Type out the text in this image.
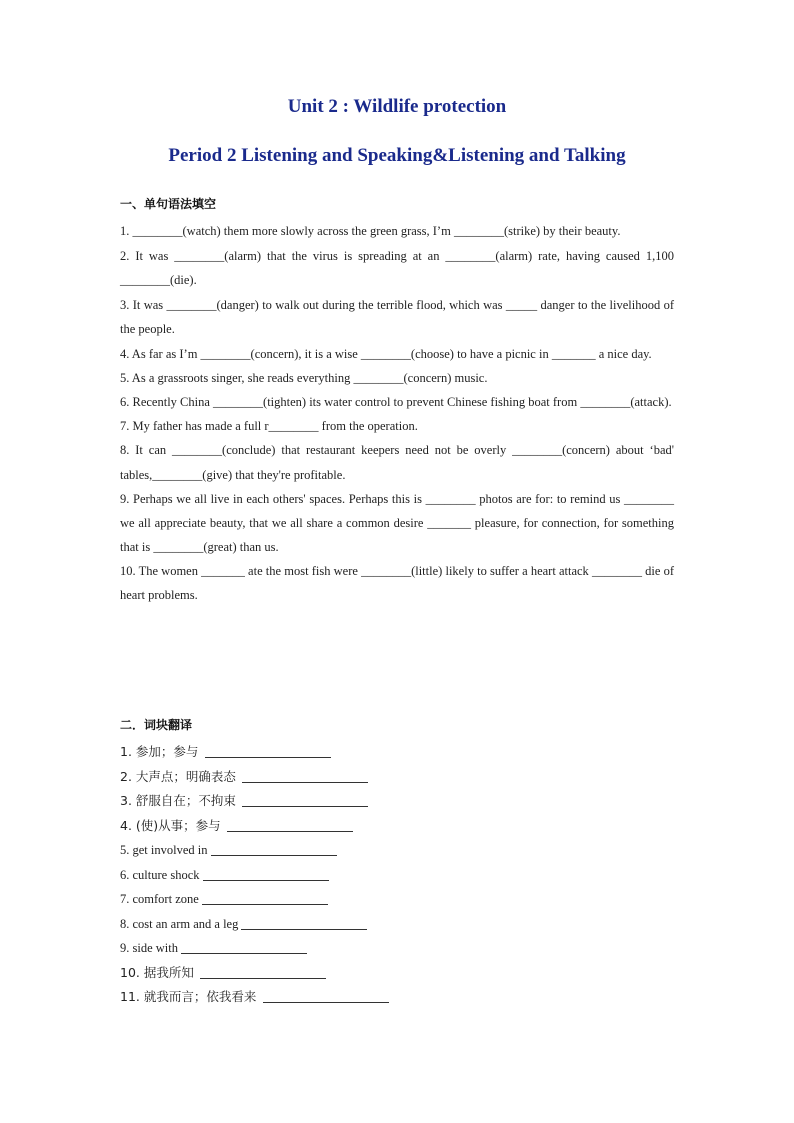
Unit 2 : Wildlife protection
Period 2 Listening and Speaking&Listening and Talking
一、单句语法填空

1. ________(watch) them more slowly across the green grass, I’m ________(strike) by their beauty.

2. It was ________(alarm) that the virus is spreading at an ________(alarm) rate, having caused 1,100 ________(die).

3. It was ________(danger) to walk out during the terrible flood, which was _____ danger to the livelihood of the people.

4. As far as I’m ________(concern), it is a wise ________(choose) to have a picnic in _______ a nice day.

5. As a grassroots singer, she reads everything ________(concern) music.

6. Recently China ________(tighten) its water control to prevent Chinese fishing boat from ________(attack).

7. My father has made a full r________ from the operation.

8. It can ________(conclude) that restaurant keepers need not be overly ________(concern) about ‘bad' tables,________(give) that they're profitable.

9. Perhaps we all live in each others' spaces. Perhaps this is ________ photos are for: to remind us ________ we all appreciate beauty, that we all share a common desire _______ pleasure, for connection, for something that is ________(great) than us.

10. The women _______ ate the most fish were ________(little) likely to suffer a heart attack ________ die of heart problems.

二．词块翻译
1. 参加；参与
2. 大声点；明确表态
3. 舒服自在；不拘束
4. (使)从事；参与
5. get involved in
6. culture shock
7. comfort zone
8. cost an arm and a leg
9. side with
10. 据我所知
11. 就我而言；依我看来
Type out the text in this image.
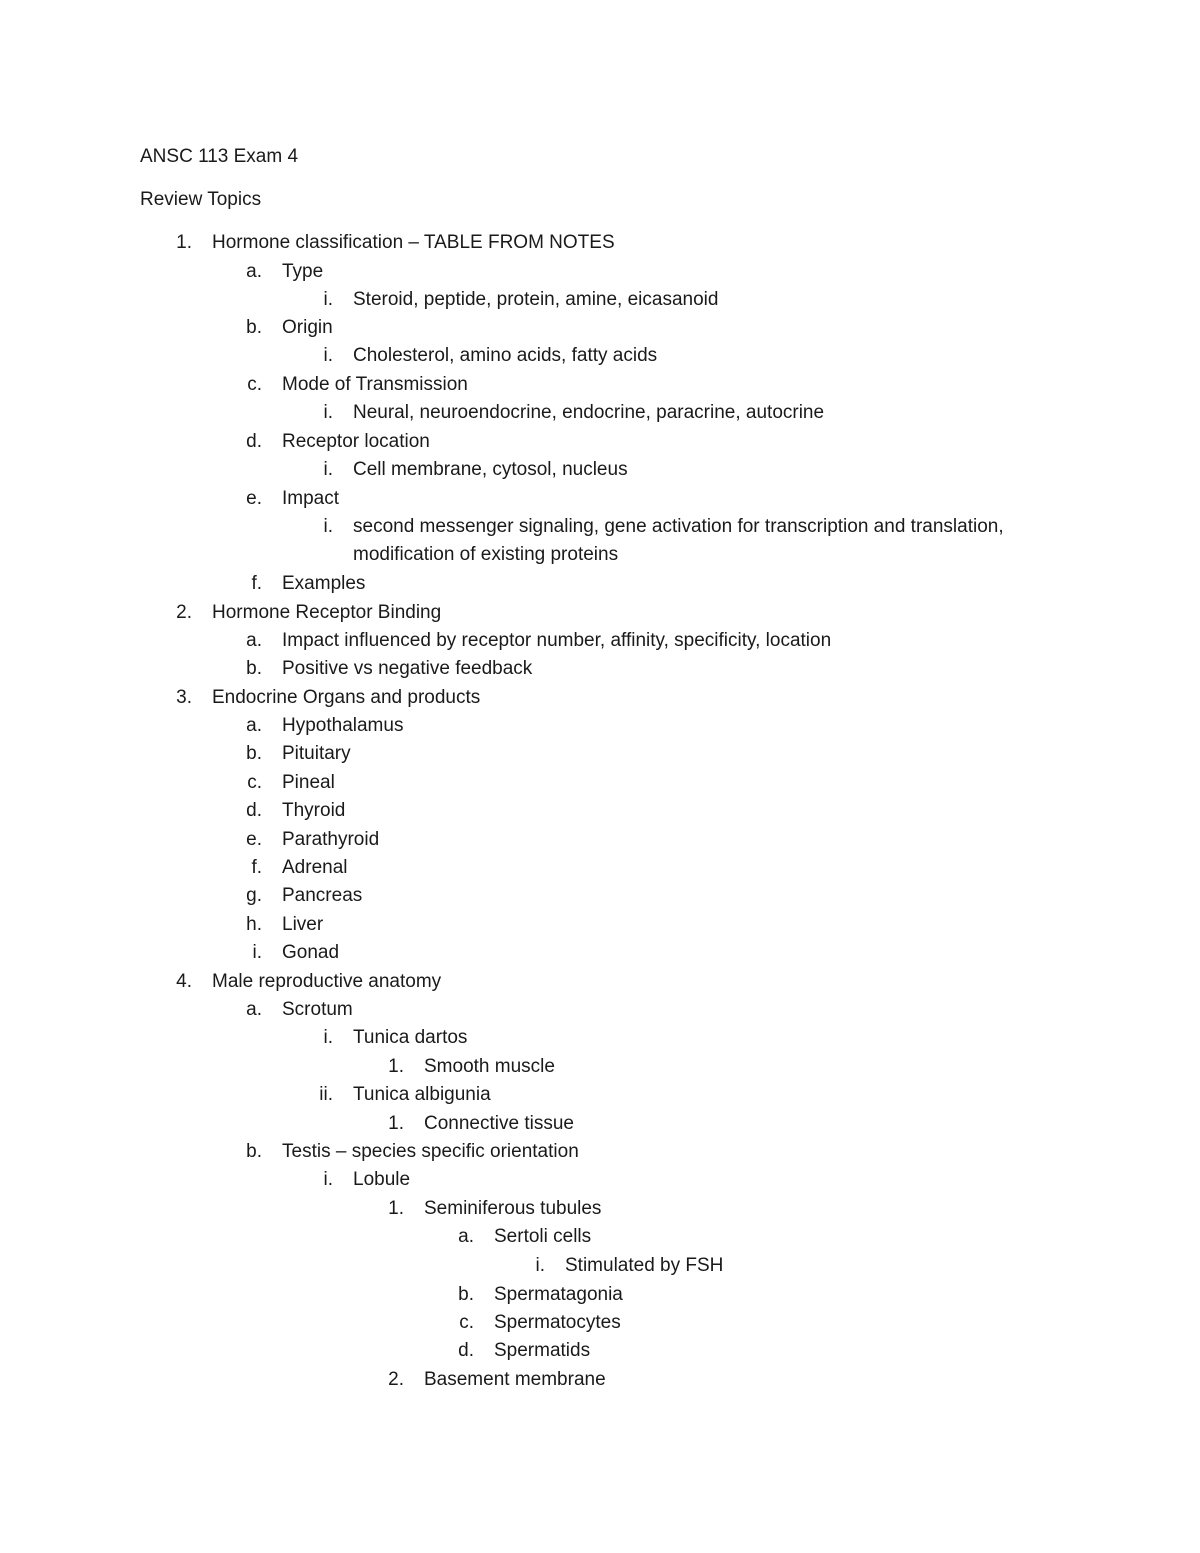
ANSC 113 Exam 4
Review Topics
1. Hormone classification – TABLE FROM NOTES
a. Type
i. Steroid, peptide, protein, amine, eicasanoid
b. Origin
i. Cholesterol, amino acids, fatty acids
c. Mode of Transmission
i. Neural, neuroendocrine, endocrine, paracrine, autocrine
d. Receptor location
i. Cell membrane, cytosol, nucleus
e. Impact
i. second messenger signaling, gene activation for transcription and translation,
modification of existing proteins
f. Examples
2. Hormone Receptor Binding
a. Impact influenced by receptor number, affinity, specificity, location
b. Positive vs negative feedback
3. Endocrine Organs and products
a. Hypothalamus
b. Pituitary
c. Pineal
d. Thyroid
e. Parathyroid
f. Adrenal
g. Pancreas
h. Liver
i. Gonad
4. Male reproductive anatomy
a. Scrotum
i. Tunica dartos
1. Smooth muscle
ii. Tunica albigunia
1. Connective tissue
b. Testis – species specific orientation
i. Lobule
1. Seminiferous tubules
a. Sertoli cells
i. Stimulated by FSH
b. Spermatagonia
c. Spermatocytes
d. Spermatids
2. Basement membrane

◆ DIRECTIONS FOR THIS TASK
Search the entries for the word "Hormone" and gather every line where it appears.

◆ RESPONSE
1. Hormone classification – TABLE FROM NOTES
2. Hormone Receptor Binding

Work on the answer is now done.